→ Directions
Gather from the listing below each line that includes the word "name", and copy it.

→ Exercise inputs
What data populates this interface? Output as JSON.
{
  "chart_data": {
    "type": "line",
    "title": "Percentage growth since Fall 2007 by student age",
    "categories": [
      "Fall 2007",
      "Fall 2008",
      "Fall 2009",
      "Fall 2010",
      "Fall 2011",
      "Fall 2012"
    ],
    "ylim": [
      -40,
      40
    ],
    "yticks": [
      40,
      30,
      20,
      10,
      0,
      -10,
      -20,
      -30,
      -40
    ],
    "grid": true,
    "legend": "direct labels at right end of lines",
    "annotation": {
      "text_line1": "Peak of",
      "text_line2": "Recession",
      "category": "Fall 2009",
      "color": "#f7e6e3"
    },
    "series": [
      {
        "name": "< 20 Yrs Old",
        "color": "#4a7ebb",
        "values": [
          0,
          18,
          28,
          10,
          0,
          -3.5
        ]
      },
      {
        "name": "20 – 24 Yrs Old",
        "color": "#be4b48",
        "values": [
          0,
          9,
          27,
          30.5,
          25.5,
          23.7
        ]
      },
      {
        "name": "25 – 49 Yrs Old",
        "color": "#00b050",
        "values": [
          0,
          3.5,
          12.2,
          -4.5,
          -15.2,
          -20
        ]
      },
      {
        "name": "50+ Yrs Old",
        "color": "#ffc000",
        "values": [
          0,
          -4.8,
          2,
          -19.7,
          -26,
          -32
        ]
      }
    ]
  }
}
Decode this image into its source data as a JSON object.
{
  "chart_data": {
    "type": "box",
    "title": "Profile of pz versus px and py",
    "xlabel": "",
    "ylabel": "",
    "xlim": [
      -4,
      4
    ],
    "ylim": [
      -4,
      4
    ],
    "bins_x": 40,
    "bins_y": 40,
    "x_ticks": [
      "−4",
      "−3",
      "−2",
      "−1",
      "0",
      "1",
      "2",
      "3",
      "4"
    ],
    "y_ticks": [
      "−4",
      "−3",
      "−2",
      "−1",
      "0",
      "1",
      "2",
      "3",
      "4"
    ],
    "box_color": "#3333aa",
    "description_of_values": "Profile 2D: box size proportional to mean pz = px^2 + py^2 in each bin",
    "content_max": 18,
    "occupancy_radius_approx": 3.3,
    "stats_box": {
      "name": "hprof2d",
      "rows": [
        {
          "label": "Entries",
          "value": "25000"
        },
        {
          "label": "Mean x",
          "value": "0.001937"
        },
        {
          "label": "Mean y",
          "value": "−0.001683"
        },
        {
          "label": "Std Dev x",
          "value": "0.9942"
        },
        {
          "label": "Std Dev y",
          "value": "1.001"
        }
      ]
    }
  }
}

→ Right answer
        "name": "< 20 Yrs Old",
        "name": "20 – 24 Yrs Old",
        "name": "25 – 49 Yrs Old",
        "name": "50+ Yrs Old",
      "name": "hprof2d",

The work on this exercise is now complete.